■ SET TASK 1
According to the interview with Jennifer H. Fortin, how many months did she serve in the Peace Corps in Bulgaria?
■ SET TASK 2
Pick up the interview with Jennifer H. Fortin right after its final sentence, and keep going in her voice.

Nate Pritts and Jennifer H. Fortin Interview


LOWBROW PRESS INTERVIEW: JENNIFER H. FORTIN & NATE PRITTS

Nate Pritts: The poems in your first book, Mined Muzzle Velocity, have an interesting & consistent form; in short, they're all in postcard form. But within that, it's an endlessly diverse group, struggling deeper than the simple “wish you were here” to run the gamut of human feeling—from whimsical to tortured, from playful joy to broken resignation. Through it all, there's a sense of intimacy that's remarkable as a function of the language itself, as well as what it is the speaker actually says. How did you settle on the postcard form for these poems? 

Jennifer H. Fortin: I wrote these poems while living in Brooklyn, after having returned from serving in the Peace Corps for 27 months in Bulgaria. Before Bulgaria and during, I’d been lucky enough to travel abroad pretty widely. I tended to keep journals during these times, mainly recording my impressions and factual information about the days I was spending away from the comfort (predictability) of my childhood hometown, Gaithersburg, Maryland. After settling into NYC (as much as any non-native ever does), I reexamined my notes from abroad. It seemed weird to try to force my impressions into a non-fictional representation of whatever place they talked about, but no way was I surrendering that material, which was, as you can imagine, very important to me.

■ GIVEN DATA
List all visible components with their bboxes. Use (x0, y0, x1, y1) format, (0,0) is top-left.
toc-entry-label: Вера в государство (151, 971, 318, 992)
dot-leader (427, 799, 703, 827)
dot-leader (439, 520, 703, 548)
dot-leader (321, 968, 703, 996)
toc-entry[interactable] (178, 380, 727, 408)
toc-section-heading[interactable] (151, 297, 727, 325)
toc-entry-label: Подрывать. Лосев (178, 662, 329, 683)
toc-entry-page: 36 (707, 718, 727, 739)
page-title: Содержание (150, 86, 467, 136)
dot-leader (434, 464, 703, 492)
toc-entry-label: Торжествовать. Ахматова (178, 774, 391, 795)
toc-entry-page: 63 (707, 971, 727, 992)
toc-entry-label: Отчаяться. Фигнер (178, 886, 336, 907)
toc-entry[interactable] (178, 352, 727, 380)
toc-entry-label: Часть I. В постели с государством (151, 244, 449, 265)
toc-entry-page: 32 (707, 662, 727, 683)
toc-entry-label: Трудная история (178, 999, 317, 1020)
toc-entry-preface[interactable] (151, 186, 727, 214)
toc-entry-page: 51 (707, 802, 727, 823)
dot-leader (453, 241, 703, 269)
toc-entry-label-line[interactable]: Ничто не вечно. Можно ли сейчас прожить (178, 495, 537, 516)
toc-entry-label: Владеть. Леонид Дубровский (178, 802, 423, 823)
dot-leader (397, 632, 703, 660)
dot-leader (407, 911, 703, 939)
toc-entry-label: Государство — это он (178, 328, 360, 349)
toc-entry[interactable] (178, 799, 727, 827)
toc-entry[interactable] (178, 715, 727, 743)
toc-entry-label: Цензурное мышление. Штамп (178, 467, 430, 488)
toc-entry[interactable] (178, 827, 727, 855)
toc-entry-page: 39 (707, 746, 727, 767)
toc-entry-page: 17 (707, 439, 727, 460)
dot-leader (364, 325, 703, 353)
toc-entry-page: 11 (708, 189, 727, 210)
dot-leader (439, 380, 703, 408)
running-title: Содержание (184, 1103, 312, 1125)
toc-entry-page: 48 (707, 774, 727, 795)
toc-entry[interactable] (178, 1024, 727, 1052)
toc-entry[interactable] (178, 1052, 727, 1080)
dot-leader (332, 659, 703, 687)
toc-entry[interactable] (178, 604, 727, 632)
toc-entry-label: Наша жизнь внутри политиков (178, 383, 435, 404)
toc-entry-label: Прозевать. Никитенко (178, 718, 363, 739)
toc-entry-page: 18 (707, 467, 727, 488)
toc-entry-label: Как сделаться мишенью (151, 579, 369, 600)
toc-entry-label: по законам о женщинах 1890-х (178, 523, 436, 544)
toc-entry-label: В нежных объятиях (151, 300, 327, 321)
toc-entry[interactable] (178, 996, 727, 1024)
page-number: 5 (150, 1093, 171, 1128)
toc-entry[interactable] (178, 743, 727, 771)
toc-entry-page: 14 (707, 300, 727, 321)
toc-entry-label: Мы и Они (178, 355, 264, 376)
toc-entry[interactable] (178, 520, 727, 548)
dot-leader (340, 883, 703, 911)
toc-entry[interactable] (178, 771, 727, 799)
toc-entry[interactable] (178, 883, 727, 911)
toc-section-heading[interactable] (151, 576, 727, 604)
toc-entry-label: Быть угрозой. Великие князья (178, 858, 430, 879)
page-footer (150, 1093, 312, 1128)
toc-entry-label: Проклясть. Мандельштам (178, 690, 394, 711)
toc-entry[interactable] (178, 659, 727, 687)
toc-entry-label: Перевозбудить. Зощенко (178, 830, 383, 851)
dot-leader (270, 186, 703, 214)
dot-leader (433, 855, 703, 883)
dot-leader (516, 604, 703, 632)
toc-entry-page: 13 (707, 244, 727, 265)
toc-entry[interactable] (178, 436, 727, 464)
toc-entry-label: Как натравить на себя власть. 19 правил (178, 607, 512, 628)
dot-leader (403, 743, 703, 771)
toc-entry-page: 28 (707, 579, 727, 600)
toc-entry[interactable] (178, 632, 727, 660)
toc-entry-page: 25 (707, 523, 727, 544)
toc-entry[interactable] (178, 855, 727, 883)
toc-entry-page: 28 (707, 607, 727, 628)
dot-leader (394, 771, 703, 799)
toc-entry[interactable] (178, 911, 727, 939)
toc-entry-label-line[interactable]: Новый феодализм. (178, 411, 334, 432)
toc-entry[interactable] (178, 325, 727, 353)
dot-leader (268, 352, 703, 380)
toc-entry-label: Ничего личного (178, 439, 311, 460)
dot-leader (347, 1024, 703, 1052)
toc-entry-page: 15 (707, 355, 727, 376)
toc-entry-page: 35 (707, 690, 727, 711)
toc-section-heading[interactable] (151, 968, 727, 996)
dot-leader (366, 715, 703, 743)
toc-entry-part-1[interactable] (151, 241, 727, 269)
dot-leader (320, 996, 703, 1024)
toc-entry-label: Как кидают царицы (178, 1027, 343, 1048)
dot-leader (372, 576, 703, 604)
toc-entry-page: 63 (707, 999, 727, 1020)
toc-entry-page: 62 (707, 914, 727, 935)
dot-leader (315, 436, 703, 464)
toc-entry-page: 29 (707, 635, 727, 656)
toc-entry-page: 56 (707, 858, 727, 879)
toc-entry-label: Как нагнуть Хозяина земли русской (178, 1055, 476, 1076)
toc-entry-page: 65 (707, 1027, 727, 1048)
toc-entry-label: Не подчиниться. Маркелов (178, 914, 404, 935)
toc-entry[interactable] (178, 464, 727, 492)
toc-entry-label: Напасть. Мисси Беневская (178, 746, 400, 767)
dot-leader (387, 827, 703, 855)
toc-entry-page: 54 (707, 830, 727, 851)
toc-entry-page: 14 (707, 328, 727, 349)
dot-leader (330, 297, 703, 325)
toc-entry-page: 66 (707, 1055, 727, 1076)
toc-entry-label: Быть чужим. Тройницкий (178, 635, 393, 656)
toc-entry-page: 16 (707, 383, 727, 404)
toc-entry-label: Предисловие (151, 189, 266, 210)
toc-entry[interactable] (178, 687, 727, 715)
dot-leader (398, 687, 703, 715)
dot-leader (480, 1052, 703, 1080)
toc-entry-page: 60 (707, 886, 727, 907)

■ RESPONSE 1
27 months.

■ RESPONSE 2
It felt natural and necessary to cannibalize my written memories, to feed them air again—but to refrain from saying things like “Okay, this is how an elementary school worked in Bulgaria,” “They eat this here,” etc., which are so narrow. Ever since I can remember, I’ve shied away from trying to imagine real places if I can’t see them myself—I don’t like constructing fuzzy versions of things. So, without imposing that burden on others, I tried to yield to the desire to show and think and feel in a jarred and jarring way—even if it meant only extrapolating a single, poignant detail from a situation and omitting the rest—and to do so leaning particularly hard on the consistency of the addressed “Dear.” (And when one is anywhere but home—hey, but also when one IS at home—isn’t there inevitably a missing Dear you want to share some things with?)

At this point, I was sure I wanted to use the journal material without getting overly specific, and I was sure of the constant “Dear.” A postcard form, which had the potential to recreate the spontaneity, surprise, urgency of being foreign (and of being a human being!), seemed to be the way to go. As a bonus, postcards allow for and even invite breaking of speech conventions—I mean their writers are permitted to use jargon, colloquialism, fragments, exclamation, to leave off transitions, etc., while chock-a-block including pithy, high-impact phrases. This correlates nicely to the making of a poem.

And finally—although there were many reasons this form compelled me so—I was attracted to the exclusion you can expect if you read correspondence meant for another. It feels like lots of poems propel readers into another orbit, like they’re little private things careless of the reader. People are afraid to read poems because they feel like they’re not going to get the elusive “it.” But when you’re reading poems in the form of correspondence that is not directly addressed to YOU, then it’s a given that you’ll be kind of left out of some of the ideas, which may revolve around the existing relationship between the writer and recipient.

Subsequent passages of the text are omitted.